## Source passage
Finally, the reference to Expert with which this judgment is concerned is in Schedule 4. Unlike the other two references to Expert, Schedule 4 sets out its own definitions, before setting out the provisions for the calculation and payment of the Sales Overage Payment as defined in Schedule 4 at paragraph 3.

25.

Paragraph 3.7 provides that:

“Any dispute about the calculation of a Sales Overage Payment is to be referred to the Expert for determination in accordance with paragraph 4 of this Schedule.”

26.

Paragraph 3 makes no reference back to the contract definition of Expert but instead refers to paragraph 4 of Schedule 4 which provides an entirely separate comprehensive and apparently self-contained dispute resolution mechanism for resolving disputes about the calculation of the sales overage by a surveyor as follows:

“4.1

If any dispute arises between the Seller and the Buyer relating to or arising out of the calculation of a Sales Overage Payment, the Seller or the Buyer may give to the other written notice requiring the dispute to be determined by an independent surveyor under this paragraph 4.

4.2

The surveyor:

(a)

is to be a professionally qualified surveyor having not less than ten years' experience in the subject matter of the dispute; and

(b)

is to be appointed by agreement between the 'parties or, in the absence of agreement, appointed pursuant to paragraph 4.3.

## Extracted data
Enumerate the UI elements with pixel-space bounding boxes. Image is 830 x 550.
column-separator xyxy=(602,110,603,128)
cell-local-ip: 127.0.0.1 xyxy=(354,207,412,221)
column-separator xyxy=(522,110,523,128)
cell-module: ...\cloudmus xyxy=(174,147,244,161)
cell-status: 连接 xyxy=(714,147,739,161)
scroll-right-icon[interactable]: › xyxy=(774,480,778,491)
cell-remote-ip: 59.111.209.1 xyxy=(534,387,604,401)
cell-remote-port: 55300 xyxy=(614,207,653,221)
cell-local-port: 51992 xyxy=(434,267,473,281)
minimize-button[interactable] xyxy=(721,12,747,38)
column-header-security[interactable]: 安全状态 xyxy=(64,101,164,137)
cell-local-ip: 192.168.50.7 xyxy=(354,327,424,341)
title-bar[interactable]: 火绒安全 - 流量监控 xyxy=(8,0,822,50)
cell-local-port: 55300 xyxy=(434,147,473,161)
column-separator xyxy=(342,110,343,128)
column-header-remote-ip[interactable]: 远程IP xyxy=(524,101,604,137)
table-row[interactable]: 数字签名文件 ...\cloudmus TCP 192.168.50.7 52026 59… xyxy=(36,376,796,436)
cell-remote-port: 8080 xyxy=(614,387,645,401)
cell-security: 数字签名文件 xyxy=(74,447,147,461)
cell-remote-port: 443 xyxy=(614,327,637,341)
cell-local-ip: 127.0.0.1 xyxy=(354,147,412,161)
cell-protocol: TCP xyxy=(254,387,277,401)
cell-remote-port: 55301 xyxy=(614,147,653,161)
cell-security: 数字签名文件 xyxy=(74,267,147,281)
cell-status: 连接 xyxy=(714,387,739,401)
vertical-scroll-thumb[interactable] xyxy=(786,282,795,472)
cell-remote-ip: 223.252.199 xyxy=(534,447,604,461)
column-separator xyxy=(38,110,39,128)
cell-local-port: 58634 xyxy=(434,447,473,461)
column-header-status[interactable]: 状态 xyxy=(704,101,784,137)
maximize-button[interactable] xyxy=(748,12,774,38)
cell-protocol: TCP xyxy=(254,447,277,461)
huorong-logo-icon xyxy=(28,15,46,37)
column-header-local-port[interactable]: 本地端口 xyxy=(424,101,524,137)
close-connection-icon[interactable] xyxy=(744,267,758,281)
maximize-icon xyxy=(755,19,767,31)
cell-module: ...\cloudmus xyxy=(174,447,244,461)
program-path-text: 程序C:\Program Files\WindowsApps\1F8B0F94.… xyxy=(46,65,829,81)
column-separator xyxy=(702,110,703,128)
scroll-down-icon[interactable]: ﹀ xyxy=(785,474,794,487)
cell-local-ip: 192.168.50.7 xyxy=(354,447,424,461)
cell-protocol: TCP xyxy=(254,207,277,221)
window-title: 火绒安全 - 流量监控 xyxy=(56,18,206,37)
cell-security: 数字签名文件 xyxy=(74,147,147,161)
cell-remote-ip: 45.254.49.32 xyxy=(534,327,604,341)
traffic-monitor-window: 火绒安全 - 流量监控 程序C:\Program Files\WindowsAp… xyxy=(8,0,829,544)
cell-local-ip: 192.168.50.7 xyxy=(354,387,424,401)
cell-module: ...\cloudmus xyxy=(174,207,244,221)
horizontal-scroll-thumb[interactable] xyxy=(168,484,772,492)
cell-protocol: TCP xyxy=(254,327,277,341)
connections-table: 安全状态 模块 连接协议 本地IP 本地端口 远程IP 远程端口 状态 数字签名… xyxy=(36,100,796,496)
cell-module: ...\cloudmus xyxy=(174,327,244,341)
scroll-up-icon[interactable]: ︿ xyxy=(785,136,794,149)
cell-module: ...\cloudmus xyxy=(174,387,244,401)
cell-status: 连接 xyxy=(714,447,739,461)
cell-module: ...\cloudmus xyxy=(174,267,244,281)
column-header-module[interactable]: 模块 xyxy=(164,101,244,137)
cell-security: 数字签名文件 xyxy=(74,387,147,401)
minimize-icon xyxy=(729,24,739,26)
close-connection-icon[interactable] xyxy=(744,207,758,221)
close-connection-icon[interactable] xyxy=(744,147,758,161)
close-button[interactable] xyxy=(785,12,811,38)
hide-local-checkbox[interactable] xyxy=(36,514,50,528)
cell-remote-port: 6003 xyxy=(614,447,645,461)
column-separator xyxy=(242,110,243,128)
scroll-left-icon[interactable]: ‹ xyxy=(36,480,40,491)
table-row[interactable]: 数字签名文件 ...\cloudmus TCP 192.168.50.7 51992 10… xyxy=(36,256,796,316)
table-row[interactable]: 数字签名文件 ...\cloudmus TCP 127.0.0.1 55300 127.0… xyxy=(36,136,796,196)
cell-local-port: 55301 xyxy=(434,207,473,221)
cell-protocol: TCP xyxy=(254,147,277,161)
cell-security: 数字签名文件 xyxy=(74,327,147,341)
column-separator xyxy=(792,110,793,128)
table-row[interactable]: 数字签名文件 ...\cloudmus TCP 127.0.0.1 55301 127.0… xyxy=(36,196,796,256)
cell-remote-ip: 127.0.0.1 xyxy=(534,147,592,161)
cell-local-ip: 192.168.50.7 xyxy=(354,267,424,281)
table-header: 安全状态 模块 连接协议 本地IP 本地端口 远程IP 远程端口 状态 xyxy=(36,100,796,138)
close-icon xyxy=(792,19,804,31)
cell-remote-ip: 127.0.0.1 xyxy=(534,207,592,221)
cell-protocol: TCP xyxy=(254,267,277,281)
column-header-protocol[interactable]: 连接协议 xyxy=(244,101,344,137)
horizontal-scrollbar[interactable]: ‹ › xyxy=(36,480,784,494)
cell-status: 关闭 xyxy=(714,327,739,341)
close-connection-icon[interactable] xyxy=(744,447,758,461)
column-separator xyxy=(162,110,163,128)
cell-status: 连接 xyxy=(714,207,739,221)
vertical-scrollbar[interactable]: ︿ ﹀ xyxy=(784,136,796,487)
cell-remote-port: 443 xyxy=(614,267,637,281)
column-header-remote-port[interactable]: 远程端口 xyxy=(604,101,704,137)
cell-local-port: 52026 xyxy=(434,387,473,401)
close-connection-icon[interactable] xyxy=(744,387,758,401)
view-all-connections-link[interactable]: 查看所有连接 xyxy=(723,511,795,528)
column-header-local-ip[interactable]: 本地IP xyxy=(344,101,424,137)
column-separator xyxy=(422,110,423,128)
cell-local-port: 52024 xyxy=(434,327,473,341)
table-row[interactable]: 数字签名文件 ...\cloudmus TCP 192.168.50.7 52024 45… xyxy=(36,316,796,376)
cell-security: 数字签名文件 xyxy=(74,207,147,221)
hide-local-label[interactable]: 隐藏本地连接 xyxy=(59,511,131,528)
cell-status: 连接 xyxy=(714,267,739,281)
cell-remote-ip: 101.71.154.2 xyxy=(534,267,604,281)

## What is being asked
Using the judgment excerpt on Schedule 4, answer these questions:
1. At which paragraph of Schedule 4 is the Sales Overage Payment defined?
2. Under paragraph 3.7, to whom is a dispute about the calculation of a Sales Overage Payment referred?
3. What minimum experience must the surveyor have under paragraph 4.2?

## The completed task
1. Paragraph 3.
2. The Expert, for determination in accordance with paragraph 4 of Schedule 4.
3. Not less than ten years' experience in the subject matter of the dispute, as a professionally qualified surveyor.